§ **Written request**
Take every line where the string "Number" appears and copy it.

Figure dataset records:
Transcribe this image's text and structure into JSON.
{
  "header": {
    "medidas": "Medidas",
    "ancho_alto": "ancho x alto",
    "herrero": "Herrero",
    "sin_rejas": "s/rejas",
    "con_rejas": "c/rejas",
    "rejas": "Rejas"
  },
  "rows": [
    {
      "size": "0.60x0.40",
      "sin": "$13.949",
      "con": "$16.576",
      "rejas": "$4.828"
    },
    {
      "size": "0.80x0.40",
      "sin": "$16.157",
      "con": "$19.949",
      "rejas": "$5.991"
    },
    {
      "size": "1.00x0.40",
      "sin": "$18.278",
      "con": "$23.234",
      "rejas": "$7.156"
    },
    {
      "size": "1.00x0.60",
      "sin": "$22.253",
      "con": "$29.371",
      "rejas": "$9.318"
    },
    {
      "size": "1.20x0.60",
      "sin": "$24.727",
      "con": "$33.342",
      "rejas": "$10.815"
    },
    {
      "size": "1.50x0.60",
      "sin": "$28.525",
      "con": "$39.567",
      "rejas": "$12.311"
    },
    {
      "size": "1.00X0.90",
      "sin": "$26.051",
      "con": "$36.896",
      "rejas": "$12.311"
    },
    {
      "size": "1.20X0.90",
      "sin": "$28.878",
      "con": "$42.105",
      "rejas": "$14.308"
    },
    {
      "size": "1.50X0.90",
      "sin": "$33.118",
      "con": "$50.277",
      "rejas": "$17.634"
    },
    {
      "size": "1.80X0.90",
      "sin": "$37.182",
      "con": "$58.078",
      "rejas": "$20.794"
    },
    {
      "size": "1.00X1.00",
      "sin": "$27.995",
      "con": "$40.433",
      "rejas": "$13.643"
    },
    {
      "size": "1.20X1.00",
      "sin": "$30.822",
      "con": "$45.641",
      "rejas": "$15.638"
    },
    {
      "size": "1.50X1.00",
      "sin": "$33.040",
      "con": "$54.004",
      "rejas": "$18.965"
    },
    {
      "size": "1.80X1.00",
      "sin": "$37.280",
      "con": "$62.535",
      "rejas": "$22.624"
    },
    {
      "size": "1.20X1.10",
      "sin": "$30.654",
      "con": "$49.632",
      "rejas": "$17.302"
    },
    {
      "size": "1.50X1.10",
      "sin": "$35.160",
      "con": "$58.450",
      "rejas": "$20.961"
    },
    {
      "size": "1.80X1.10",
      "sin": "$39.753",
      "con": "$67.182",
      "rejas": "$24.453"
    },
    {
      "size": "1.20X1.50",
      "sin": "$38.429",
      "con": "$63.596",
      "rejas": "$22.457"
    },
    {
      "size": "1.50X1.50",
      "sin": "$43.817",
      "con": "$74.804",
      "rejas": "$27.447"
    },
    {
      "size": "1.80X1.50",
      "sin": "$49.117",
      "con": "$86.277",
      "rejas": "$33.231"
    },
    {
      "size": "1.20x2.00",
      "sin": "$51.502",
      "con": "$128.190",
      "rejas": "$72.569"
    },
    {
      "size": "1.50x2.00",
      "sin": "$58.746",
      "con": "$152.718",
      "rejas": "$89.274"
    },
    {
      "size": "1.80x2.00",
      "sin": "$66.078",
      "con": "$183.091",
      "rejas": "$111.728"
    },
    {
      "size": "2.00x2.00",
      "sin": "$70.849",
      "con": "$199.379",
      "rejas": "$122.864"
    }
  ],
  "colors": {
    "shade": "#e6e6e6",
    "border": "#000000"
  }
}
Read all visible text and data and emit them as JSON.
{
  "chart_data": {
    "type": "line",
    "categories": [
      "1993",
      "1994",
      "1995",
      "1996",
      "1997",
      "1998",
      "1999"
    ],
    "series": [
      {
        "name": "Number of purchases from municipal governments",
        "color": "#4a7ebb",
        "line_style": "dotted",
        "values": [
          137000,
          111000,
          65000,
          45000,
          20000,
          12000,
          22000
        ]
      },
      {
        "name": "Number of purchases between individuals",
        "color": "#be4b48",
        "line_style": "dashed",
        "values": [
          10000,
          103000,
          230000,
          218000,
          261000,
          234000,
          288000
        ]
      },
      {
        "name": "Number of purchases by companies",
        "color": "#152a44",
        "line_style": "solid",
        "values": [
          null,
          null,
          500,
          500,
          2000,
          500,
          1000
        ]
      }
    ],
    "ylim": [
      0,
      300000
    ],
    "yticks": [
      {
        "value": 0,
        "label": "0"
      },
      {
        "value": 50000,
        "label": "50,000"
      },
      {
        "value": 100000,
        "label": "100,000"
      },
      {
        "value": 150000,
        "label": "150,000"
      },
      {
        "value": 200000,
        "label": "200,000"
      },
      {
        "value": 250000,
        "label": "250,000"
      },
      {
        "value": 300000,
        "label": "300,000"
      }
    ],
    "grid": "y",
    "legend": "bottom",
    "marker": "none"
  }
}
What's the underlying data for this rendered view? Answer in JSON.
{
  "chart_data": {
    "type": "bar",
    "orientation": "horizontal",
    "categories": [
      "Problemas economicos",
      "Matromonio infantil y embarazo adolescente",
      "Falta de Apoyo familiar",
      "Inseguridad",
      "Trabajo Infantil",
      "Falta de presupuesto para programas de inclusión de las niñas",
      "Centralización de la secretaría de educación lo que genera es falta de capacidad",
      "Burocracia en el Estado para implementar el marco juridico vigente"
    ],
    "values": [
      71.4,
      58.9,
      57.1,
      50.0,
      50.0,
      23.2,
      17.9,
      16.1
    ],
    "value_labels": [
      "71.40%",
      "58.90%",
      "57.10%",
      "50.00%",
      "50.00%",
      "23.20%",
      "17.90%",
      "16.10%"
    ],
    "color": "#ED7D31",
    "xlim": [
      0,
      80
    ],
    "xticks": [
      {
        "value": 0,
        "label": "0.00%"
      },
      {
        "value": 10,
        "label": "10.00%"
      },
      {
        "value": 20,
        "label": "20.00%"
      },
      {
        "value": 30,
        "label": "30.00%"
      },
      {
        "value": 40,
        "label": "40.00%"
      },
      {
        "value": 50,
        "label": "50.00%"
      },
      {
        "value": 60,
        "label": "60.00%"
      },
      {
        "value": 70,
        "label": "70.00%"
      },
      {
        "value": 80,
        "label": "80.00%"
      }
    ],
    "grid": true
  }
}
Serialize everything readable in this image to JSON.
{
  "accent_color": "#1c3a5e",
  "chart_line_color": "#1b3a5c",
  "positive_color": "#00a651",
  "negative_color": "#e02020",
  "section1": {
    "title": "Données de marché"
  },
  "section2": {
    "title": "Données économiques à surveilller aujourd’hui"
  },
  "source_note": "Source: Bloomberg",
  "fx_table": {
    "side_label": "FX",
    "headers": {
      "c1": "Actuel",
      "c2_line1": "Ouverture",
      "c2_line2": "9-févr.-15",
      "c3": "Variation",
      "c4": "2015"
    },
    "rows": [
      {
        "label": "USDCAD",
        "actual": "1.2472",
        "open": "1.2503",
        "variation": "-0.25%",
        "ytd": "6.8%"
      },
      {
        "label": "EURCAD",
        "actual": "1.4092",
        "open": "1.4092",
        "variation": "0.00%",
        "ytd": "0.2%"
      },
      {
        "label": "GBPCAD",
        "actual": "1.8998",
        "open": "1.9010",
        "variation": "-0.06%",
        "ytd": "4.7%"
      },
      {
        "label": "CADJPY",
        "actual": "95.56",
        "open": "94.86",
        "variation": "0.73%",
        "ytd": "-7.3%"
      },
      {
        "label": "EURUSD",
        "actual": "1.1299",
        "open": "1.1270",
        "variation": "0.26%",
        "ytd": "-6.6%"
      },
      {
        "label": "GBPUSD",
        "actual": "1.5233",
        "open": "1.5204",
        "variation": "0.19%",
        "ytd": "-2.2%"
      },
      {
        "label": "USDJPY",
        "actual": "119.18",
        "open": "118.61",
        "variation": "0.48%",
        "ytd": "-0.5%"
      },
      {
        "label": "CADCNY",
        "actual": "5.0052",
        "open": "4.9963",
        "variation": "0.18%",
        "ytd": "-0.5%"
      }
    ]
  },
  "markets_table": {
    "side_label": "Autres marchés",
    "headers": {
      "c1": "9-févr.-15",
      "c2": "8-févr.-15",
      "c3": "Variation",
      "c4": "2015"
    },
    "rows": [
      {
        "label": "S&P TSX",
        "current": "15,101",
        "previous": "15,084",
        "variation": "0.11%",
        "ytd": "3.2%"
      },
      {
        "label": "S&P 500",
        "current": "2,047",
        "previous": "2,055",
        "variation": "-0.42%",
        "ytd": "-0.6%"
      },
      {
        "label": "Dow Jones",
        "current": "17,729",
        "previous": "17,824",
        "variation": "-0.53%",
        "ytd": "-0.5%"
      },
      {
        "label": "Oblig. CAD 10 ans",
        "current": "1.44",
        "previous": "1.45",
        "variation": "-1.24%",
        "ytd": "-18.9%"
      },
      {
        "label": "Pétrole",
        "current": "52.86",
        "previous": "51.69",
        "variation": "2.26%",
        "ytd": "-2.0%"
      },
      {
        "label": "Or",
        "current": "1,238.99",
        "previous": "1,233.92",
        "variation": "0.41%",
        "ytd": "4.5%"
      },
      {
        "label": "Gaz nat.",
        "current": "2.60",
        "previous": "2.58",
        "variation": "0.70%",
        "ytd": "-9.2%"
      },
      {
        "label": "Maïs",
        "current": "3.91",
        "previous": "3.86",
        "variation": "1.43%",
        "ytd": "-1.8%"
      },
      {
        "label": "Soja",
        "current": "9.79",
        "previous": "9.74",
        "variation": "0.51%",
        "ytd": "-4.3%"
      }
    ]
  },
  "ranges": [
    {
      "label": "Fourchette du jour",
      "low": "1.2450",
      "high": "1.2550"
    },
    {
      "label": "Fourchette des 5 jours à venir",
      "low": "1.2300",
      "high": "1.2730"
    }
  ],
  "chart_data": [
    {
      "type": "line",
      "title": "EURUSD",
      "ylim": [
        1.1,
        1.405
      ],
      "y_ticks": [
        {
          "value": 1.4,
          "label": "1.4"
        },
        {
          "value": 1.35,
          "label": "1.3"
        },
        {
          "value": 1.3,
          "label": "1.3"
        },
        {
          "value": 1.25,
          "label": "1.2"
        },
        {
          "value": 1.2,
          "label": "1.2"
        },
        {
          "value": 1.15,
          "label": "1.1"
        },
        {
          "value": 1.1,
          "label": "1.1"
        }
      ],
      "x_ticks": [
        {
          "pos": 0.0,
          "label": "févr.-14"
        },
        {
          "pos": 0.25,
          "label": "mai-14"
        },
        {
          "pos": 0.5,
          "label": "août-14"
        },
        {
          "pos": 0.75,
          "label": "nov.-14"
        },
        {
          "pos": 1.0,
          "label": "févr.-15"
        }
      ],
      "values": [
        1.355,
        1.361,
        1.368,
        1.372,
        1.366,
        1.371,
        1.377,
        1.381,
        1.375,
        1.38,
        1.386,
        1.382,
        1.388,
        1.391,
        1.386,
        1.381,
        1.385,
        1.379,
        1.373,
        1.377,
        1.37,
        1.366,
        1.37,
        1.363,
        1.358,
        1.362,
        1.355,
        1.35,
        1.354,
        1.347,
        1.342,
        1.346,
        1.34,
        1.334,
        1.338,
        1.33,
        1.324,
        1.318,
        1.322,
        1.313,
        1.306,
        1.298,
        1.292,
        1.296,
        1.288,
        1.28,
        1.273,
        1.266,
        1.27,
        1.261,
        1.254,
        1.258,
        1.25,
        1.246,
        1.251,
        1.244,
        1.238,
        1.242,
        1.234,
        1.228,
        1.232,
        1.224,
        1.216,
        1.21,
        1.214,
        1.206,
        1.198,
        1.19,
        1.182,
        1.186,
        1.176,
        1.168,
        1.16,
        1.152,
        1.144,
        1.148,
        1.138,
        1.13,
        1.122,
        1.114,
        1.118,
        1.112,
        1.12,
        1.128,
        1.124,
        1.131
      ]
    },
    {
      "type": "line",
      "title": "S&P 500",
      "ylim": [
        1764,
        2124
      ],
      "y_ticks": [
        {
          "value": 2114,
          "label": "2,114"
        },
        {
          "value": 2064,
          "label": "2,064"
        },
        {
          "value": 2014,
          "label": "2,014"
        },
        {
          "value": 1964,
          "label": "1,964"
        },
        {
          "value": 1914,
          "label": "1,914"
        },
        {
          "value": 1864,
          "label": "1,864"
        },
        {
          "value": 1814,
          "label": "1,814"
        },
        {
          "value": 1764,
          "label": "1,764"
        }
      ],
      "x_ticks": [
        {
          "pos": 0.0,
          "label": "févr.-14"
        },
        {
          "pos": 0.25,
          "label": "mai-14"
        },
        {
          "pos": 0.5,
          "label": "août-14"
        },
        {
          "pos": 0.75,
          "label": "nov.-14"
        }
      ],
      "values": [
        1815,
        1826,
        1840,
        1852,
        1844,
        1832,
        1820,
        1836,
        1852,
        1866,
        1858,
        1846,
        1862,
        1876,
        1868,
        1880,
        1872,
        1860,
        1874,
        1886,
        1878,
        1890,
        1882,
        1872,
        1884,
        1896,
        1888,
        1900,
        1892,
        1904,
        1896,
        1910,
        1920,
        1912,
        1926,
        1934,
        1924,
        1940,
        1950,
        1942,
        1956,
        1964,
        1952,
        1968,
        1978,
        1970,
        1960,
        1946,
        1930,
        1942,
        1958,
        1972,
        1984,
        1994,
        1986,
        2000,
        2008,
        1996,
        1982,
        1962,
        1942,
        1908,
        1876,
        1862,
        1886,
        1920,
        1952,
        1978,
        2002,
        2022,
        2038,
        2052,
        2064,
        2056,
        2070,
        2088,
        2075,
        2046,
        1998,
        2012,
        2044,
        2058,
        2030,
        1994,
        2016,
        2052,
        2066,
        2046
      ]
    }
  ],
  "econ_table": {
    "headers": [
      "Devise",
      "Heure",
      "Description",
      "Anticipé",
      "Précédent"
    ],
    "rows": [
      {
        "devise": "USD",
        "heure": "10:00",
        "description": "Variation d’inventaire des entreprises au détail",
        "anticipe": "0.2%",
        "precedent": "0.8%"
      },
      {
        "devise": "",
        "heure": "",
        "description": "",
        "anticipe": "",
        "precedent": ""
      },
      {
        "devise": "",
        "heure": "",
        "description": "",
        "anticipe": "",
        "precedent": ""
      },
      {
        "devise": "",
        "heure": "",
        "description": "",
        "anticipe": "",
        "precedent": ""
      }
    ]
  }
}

§ **Output of the task**
        "name": "Number of purchases from municipal governments",
        "name": "Number of purchases between individuals",
        "name": "Number of purchases by companies",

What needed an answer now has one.